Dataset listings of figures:
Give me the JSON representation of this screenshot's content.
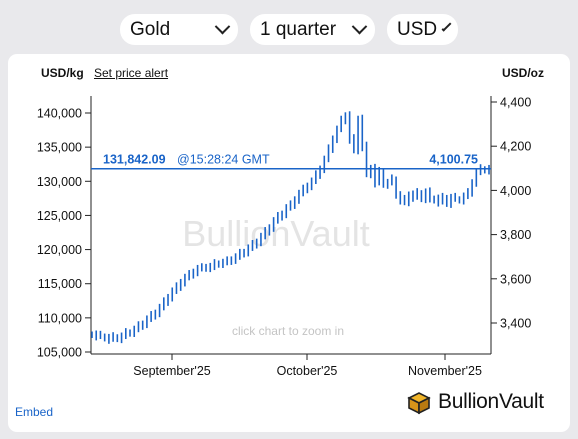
{
  "controls": {
    "metal": "Gold",
    "period": "1 quarter",
    "currency": "USD"
  },
  "chart_header": {
    "left_unit": "USD/kg",
    "alert_link": "Set price alert",
    "right_unit": "USD/oz"
  },
  "price_line": {
    "price_kg": "131,842.09",
    "time": "@15:28:24 GMT",
    "price_oz": "4,100.75"
  },
  "watermark": "BullionVault",
  "zoom_hint": "click chart to zoom in",
  "footer": {
    "embed": "Embed",
    "brand": "BullionVault"
  },
  "colors": {
    "series": "#1a64c8",
    "axis": "#222222",
    "watermark": "#e4e4e4",
    "background": "#e9e9ec"
  },
  "chart_data": {
    "type": "line",
    "x_axis": {
      "tick_labels": [
        "September'25",
        "October'25",
        "November'25"
      ]
    },
    "y_left": {
      "label": "USD/kg",
      "ticks": [
        105000,
        110000,
        115000,
        120000,
        125000,
        130000,
        135000,
        140000
      ],
      "tick_labels": [
        "105,000",
        "110,000",
        "115,000",
        "120,000",
        "125,000",
        "130,000",
        "135,000",
        "140,000"
      ],
      "ylim": [
        104500,
        141000
      ]
    },
    "y_right": {
      "label": "USD/oz",
      "ticks": [
        3400,
        3600,
        3800,
        4000,
        4200,
        4400
      ],
      "tick_labels": [
        "3,400",
        "3,600",
        "3,800",
        "4,000",
        "4,200",
        "4,400"
      ]
    },
    "current_price_kg": 131842.09,
    "grid": false,
    "series": [
      {
        "x_days": [
          0,
          1,
          2,
          3,
          4,
          5,
          6,
          7,
          8,
          9,
          10,
          11,
          12,
          13,
          14,
          15,
          16,
          17,
          18,
          19,
          20,
          21,
          22,
          23,
          24,
          25,
          26,
          27,
          28,
          29,
          30,
          31,
          32,
          33,
          34,
          35,
          36,
          37,
          38,
          39,
          40,
          41,
          42,
          43,
          44,
          45,
          46,
          47,
          48,
          49,
          50,
          51,
          52,
          53,
          54,
          55,
          56,
          57,
          58,
          59,
          60,
          61,
          62,
          63,
          64,
          65,
          66,
          67,
          68,
          69,
          70,
          71,
          72,
          73,
          74,
          75,
          76,
          77,
          78,
          79,
          80,
          81,
          82,
          83,
          84,
          85,
          86,
          87,
          88,
          89,
          90,
          91,
          92,
          93,
          94
        ],
        "values": [
          107600,
          107400,
          107300,
          107100,
          106900,
          107200,
          107000,
          107300,
          107800,
          107900,
          108300,
          108800,
          109200,
          109800,
          110300,
          110800,
          111500,
          112300,
          113100,
          113900,
          114500,
          115300,
          115900,
          116300,
          116800,
          117200,
          117300,
          117500,
          117400,
          117900,
          118000,
          118100,
          118300,
          118600,
          118900,
          119400,
          119700,
          120200,
          120700,
          121200,
          121900,
          122600,
          123300,
          124200,
          124800,
          125300,
          126100,
          126500,
          127400,
          128200,
          128800,
          129400,
          130000,
          130900,
          131900,
          133200,
          134700,
          136300,
          137600,
          138900,
          139700,
          136200,
          134500,
          139200,
          135100,
          131000,
          132000,
          129800,
          131400,
          129600,
          129800,
          130300,
          128000,
          127300,
          126900,
          128100,
          127700,
          128300,
          127500,
          128400,
          127300,
          127500,
          127000,
          127600,
          126800,
          127600,
          127400,
          127300,
          127800,
          128300,
          129900,
          131300,
          131800,
          131700,
          131842
        ]
      }
    ]
  }
}
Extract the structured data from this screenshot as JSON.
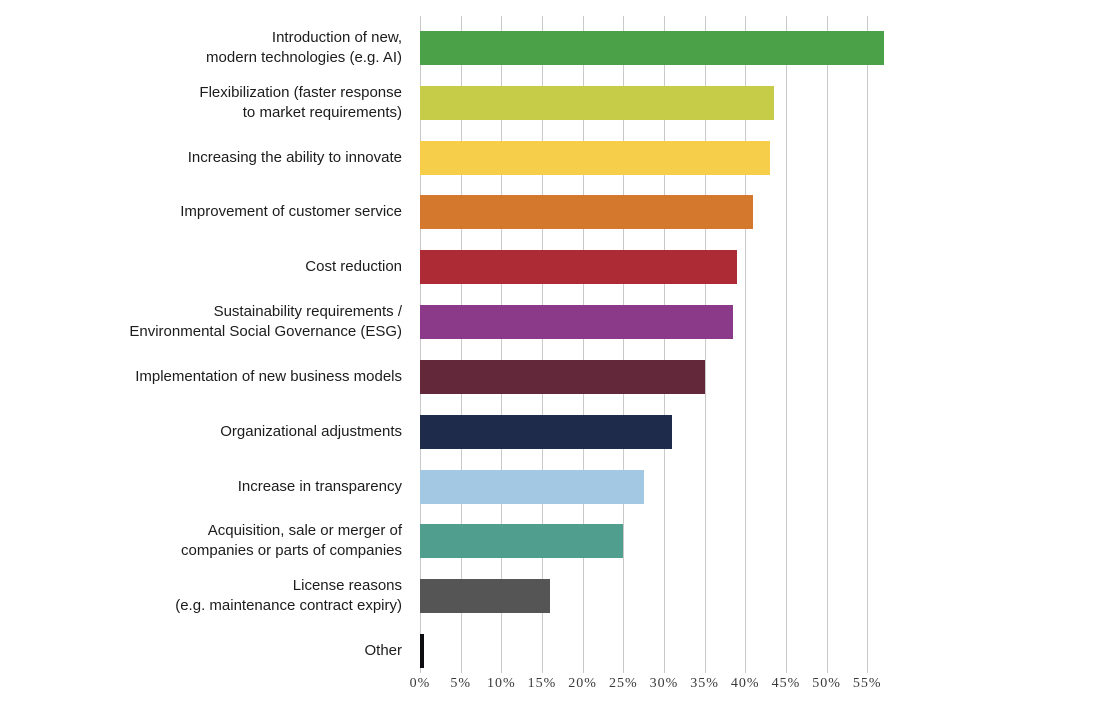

WORK TO BE COMPLETED: Each record above should come back exactly the same, only without its pictures.

REPLY:
Give me the JSON representation of this screenshot's content.
{
  "controls": {
    "metal": "Gold",
    "period": "1 quarter",
    "currency": "USD"
  },
  "chart_header": {
    "left_unit": "USD/kg",
    "alert_link": "Set price alert",
    "right_unit": "USD/oz"
  },
  "price_line": {
    "price_kg": "131,842.09",
    "time": "@15:28:24 GMT",
    "price_oz": "4,100.75"
  },
  "watermark": "BullionVault",
  "zoom_hint": "click chart to zoom in",
  "footer": {
    "embed": "Embed",
    "brand": "BullionVault"
  },
  "colors": {
    "series": "#1a64c8",
    "axis": "#222222",
    "watermark": "#e4e4e4",
    "background": "#e9e9ec"
  },
  "chart_data": {
    "type": "line",
    "x_axis": {
      "tick_labels": [
        "September'25",
        "October'25",
        "November'25"
      ]
    },
    "y_left": {
      "label": "USD/kg",
      "ticks": [
        105000,
        110000,
        115000,
        120000,
        125000,
        130000,
        135000,
        140000
      ],
      "tick_labels": [
        "105,000",
        "110,000",
        "115,000",
        "120,000",
        "125,000",
        "130,000",
        "135,000",
        "140,000"
      ],
      "ylim": [
        104500,
        141000
      ]
    },
    "y_right": {
      "label": "USD/oz",
      "ticks": [
        3400,
        3600,
        3800,
        4000,
        4200,
        4400
      ],
      "tick_labels": [
        "3,400",
        "3,600",
        "3,800",
        "4,000",
        "4,200",
        "4,400"
      ]
    },
    "current_price_kg": 131842.09,
    "grid": false,
    "series": [
      {
        "x_days": [
          0,
          1,
          2,
          3,
          4,
          5,
          6,
          7,
          8,
          9,
          10,
          11,
          12,
          13,
          14,
          15,
          16,
          17,
          18,
          19,
          20,
          21,
          22,
          23,
          24,
          25,
          26,
          27,
          28,
          29,
          30,
          31,
          32,
          33,
          34,
          35,
          36,
          37,
          38,
          39,
          40,
          41,
          42,
          43,
          44,
          45,
          46,
          47,
          48,
          49,
          50,
          51,
          52,
          53,
          54,
          55,
          56,
          57,
          58,
          59,
          60,
          61,
          62,
          63,
          64,
          65,
          66,
          67,
          68,
          69,
          70,
          71,
          72,
          73,
          74,
          75,
          76,
          77,
          78,
          79,
          80,
          81,
          82,
          83,
          84,
          85,
          86,
          87,
          88,
          89,
          90,
          91,
          92,
          93,
          94
        ],
        "values": [
          107600,
          107400,
          107300,
          107100,
          106900,
          107200,
          107000,
          107300,
          107800,
          107900,
          108300,
          108800,
          109200,
          109800,
          110300,
          110800,
          111500,
          112300,
          113100,
          113900,
          114500,
          115300,
          115900,
          116300,
          116800,
          117200,
          117300,
          117500,
          117400,
          117900,
          118000,
          118100,
          118300,
          118600,
          118900,
          119400,
          119700,
          120200,
          120700,
          121200,
          121900,
          122600,
          123300,
          124200,
          124800,
          125300,
          126100,
          126500,
          127400,
          128200,
          128800,
          129400,
          130000,
          130900,
          131900,
          133200,
          134700,
          136300,
          137600,
          138900,
          139700,
          136200,
          134500,
          139200,
          135100,
          131000,
          132000,
          129800,
          131400,
          129600,
          129800,
          130300,
          128000,
          127300,
          126900,
          128100,
          127700,
          128300,
          127500,
          128400,
          127300,
          127500,
          127000,
          127600,
          126800,
          127600,
          127400,
          127300,
          127800,
          128300,
          129900,
          131300,
          131800,
          131700,
          131842
        ]
      }
    ]
  }
}
Extract the structured data from this screenshot as JSON.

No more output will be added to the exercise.